### THE EXERCISE
Return all lines where the word "Pricing" can be found.

### PROVIDED INFORMATION
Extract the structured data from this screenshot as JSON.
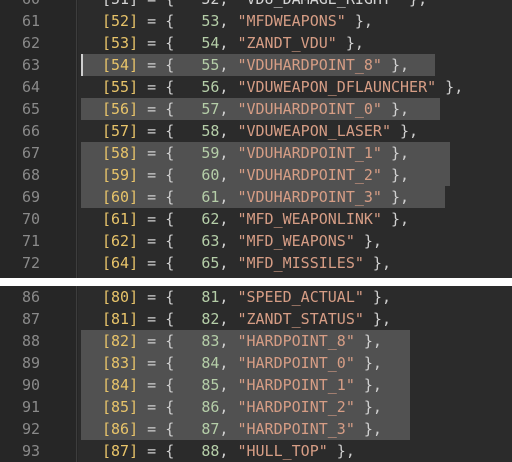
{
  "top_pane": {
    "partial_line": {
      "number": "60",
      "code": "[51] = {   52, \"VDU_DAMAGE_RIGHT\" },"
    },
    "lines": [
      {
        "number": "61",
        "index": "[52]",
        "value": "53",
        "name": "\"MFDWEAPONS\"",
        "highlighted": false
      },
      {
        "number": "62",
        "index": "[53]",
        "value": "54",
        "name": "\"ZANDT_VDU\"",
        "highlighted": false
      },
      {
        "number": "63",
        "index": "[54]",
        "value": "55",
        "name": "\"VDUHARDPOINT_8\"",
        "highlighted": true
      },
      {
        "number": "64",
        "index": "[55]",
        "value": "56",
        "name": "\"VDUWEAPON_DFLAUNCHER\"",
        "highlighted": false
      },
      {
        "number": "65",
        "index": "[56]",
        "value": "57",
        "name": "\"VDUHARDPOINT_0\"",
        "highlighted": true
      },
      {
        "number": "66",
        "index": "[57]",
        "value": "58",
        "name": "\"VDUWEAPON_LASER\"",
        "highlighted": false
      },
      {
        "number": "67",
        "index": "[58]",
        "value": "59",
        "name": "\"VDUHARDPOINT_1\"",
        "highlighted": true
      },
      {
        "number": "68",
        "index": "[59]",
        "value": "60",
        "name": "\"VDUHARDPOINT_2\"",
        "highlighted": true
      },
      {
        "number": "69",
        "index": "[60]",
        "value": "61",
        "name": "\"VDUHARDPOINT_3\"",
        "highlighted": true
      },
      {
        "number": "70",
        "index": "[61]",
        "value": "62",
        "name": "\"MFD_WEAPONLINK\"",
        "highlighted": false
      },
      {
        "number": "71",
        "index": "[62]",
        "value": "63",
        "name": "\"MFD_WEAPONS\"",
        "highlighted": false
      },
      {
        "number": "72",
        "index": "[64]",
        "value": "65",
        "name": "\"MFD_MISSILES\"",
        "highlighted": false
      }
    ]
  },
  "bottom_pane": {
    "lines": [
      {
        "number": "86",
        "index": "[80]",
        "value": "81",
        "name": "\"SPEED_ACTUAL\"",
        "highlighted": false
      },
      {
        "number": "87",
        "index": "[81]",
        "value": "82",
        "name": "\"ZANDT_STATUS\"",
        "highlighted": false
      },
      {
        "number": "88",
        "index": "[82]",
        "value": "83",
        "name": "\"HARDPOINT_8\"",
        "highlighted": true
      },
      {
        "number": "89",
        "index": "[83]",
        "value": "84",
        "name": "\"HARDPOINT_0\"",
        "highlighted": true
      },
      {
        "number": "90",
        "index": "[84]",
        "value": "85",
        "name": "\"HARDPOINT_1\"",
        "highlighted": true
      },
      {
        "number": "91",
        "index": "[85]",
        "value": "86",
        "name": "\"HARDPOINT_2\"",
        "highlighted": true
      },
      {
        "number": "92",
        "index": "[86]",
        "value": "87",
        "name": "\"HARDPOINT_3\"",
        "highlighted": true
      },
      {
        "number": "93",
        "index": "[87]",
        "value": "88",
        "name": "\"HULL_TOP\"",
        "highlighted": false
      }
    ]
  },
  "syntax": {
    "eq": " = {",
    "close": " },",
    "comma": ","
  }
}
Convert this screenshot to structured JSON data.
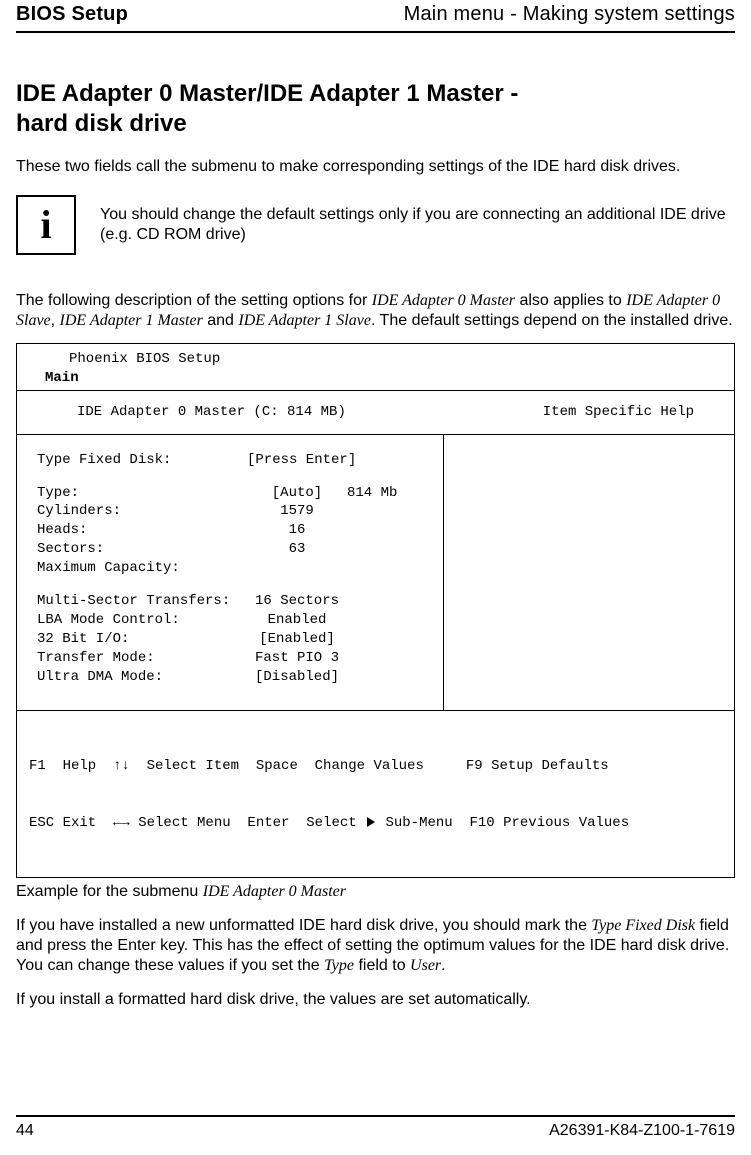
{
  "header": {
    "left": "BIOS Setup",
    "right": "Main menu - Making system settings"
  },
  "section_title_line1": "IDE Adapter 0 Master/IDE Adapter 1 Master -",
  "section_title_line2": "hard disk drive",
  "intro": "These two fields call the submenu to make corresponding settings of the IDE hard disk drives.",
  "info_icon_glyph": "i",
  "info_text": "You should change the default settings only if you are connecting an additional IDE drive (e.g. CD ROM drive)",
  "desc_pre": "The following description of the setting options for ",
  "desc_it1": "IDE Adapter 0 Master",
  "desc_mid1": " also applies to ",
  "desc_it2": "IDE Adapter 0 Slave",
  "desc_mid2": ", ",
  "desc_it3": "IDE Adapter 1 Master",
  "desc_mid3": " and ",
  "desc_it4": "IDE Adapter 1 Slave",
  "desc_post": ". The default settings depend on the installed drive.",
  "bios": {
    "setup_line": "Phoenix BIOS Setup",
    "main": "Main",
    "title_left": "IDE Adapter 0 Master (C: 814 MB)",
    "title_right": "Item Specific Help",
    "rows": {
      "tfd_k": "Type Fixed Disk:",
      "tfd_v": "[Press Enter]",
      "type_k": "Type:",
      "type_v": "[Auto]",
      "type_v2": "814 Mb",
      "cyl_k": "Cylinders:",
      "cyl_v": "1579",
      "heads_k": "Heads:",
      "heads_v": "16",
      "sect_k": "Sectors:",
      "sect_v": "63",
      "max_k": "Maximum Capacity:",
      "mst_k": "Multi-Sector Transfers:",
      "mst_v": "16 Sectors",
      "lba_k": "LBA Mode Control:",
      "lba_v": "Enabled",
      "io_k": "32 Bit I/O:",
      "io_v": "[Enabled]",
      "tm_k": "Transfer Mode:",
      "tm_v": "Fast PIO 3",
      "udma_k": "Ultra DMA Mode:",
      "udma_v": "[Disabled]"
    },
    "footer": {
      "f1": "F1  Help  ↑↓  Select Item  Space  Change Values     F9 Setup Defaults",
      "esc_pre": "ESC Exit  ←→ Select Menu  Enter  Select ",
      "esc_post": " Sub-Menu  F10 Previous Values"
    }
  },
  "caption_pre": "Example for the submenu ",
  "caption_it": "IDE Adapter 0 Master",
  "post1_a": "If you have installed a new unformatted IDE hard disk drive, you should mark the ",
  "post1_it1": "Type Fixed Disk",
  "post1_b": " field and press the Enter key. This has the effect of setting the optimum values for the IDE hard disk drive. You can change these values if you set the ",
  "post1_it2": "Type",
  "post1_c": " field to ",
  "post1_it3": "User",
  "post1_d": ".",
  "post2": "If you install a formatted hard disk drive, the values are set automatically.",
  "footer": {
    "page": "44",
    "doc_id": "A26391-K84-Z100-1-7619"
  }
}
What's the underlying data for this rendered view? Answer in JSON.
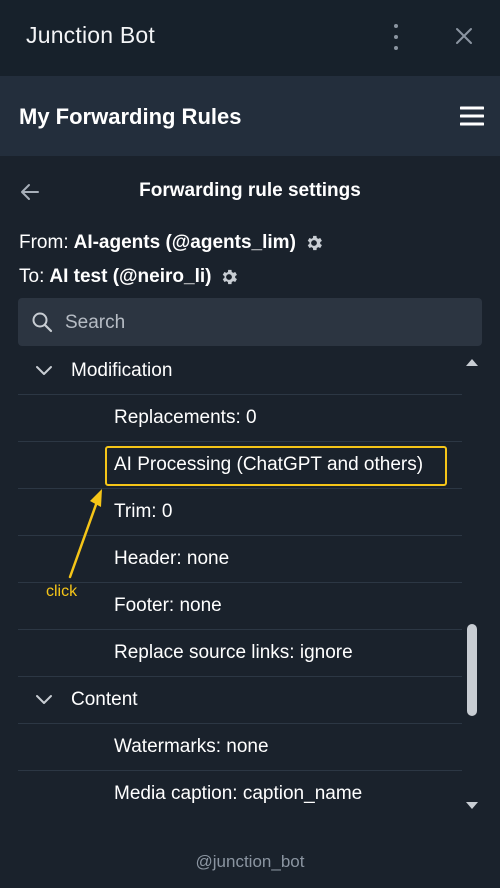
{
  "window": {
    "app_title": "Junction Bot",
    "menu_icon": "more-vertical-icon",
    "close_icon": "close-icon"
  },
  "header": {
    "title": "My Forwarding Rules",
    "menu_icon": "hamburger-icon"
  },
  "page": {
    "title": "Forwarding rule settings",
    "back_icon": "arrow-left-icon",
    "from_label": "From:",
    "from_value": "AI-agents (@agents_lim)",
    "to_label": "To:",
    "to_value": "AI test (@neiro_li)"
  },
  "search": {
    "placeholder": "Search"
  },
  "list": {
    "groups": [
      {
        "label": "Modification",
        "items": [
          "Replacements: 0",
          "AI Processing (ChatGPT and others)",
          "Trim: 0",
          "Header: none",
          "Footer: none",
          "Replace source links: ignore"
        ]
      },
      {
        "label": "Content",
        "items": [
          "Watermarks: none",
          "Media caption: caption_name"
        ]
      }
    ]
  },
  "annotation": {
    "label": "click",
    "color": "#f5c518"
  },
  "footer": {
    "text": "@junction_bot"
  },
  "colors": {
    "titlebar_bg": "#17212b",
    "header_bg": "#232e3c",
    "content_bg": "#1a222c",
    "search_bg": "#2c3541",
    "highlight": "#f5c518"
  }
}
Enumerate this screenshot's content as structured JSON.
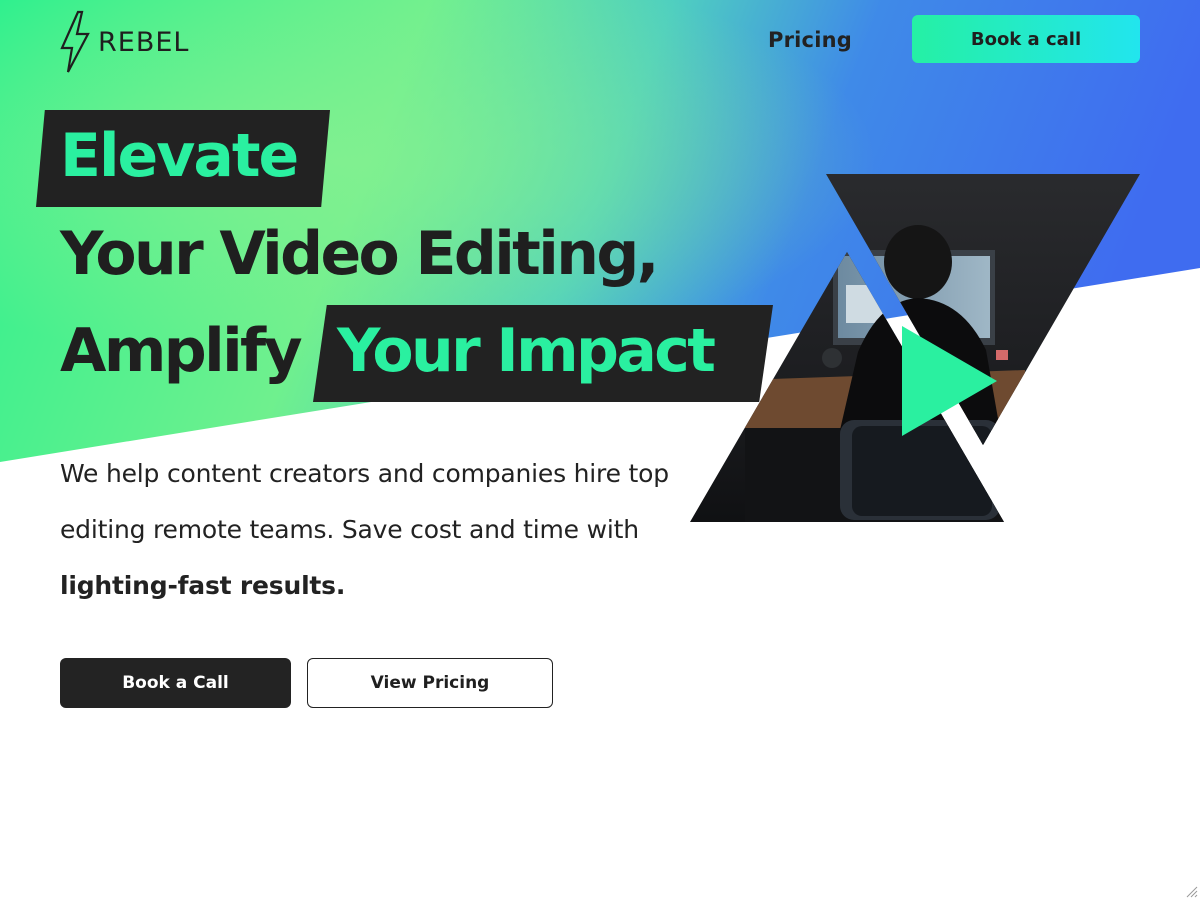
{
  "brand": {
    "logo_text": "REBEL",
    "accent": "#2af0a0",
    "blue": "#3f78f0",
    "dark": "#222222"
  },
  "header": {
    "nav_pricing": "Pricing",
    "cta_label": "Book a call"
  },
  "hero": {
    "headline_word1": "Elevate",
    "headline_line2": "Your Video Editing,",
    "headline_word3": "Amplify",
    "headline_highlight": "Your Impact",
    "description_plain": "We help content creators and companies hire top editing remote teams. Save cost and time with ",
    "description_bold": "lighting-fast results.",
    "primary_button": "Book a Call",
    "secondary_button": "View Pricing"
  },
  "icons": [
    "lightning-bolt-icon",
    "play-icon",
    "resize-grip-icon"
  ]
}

### OUTPUT
    "nav_pricing": "Pricing",
    "secondary_button": "View Pricing"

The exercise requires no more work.